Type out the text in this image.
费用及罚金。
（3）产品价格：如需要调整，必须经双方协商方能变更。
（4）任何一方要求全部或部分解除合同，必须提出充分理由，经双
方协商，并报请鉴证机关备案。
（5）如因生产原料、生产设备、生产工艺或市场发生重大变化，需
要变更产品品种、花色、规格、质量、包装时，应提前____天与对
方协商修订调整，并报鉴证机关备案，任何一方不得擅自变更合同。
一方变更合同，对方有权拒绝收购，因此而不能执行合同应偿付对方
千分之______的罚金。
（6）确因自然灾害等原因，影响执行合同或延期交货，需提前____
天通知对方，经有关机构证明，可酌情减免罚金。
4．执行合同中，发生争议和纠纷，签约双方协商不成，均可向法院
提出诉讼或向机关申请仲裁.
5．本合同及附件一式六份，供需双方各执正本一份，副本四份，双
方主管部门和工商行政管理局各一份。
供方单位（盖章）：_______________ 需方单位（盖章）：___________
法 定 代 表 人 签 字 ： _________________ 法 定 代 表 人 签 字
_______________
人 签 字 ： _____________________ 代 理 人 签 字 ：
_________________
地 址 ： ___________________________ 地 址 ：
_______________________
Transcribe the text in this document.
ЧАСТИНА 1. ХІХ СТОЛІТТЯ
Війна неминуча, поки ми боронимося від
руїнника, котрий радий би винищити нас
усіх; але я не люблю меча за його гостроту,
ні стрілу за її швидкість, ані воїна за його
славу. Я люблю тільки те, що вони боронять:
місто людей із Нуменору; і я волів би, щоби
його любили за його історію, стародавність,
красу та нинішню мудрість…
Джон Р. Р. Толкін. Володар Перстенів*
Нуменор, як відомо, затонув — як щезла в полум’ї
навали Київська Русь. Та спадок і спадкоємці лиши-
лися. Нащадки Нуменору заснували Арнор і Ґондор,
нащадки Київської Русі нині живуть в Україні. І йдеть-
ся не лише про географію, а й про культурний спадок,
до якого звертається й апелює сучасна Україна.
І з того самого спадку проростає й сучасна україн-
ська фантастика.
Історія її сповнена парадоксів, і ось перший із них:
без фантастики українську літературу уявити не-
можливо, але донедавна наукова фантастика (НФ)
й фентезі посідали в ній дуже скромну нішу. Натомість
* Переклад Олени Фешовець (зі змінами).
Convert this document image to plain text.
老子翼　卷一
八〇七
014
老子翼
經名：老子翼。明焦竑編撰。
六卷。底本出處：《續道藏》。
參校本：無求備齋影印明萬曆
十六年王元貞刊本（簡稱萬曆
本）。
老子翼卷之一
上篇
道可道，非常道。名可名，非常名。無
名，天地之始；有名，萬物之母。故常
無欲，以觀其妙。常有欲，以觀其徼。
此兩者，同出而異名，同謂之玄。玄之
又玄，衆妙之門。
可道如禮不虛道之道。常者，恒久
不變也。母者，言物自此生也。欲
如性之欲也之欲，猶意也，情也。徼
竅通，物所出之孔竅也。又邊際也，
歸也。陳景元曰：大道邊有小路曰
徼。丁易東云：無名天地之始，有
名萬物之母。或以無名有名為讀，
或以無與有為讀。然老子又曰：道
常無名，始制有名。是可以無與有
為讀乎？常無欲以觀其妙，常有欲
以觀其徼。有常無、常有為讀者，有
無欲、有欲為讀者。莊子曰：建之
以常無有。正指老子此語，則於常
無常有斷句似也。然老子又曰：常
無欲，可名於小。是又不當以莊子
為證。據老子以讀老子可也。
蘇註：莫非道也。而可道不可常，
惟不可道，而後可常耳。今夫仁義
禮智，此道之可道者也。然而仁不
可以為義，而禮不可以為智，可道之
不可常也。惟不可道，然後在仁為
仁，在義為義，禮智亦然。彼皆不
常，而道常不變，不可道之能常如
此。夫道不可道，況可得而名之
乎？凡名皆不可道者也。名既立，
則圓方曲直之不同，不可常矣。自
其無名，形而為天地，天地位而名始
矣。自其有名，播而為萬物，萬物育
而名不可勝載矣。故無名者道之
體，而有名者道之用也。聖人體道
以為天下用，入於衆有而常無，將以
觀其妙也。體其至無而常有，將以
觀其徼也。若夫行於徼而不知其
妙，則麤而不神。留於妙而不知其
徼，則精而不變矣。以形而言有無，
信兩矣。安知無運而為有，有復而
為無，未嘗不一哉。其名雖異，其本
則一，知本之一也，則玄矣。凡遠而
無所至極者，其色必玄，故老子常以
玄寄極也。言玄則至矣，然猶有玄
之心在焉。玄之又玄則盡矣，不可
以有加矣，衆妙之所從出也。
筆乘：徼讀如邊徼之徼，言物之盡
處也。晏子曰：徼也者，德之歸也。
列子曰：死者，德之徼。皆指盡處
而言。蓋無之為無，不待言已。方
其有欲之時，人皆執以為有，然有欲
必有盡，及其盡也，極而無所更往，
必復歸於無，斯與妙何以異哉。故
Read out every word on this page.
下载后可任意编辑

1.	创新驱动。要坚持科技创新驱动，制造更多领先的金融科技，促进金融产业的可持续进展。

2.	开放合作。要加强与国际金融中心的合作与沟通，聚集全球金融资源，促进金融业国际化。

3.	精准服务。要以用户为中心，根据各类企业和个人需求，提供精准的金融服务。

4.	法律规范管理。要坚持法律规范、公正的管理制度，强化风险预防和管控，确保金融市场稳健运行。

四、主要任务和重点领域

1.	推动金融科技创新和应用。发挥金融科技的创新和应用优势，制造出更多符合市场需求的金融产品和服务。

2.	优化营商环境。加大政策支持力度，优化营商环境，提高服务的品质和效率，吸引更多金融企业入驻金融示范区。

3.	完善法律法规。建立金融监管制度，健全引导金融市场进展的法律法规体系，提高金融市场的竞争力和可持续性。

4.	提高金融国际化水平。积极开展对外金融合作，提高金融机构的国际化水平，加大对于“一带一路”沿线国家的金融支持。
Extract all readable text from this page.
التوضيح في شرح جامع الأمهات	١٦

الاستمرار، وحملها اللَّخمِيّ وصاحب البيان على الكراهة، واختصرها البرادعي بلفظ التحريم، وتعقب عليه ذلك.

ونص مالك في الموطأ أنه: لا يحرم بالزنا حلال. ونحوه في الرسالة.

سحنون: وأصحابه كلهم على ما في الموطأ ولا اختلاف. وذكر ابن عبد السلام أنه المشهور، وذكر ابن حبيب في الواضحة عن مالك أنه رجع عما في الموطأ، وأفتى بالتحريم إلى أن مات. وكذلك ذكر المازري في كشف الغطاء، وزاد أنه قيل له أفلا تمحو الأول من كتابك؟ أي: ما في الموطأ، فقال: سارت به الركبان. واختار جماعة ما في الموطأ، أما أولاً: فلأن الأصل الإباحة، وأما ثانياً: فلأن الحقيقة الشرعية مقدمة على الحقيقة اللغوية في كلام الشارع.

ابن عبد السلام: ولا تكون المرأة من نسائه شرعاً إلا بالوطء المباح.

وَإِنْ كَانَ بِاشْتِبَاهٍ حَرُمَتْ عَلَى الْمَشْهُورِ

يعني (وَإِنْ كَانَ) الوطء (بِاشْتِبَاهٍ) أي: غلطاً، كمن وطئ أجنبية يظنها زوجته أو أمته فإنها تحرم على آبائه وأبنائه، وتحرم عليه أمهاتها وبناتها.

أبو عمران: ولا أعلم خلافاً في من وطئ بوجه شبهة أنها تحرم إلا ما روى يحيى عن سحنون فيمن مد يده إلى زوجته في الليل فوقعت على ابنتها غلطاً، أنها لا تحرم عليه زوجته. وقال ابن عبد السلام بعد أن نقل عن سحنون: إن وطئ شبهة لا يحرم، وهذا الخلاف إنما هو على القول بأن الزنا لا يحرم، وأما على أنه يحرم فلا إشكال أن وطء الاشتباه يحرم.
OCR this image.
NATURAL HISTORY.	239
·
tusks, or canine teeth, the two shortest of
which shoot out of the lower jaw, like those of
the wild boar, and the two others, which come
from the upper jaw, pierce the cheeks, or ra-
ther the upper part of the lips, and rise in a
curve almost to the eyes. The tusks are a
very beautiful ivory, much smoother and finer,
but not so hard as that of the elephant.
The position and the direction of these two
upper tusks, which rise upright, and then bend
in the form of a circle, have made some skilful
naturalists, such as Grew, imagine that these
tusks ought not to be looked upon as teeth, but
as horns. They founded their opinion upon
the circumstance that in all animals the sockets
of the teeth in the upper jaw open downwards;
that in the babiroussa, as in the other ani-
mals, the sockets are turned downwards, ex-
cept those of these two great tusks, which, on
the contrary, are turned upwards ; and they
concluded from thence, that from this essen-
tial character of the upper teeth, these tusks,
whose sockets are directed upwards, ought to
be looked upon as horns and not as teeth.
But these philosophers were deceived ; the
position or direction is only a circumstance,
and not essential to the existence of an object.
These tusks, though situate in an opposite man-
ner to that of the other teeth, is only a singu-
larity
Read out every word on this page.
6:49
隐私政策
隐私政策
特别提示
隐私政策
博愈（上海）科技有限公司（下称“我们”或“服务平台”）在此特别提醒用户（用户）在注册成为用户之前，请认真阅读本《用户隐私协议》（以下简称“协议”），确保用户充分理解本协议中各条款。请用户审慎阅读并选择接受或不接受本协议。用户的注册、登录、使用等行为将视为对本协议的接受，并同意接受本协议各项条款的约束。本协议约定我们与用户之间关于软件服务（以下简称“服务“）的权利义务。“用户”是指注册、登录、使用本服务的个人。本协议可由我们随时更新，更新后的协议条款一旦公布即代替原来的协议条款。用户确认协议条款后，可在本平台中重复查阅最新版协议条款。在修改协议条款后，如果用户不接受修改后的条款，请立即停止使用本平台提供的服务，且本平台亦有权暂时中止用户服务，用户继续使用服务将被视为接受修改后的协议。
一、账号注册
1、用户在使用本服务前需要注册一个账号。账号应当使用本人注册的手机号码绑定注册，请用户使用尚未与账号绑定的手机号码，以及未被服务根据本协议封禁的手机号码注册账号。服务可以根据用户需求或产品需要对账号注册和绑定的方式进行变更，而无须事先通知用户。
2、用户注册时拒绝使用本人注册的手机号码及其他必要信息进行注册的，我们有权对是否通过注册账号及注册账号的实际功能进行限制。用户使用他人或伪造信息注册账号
•••••
** Written instruction **
Look for "Нуменору" and pull out every line that has it.

** Solution to this task **
місто людей із Нуменору; і я волів би, щоби
лися. Нащадки Нуменору заснували Арнор і Ґондор,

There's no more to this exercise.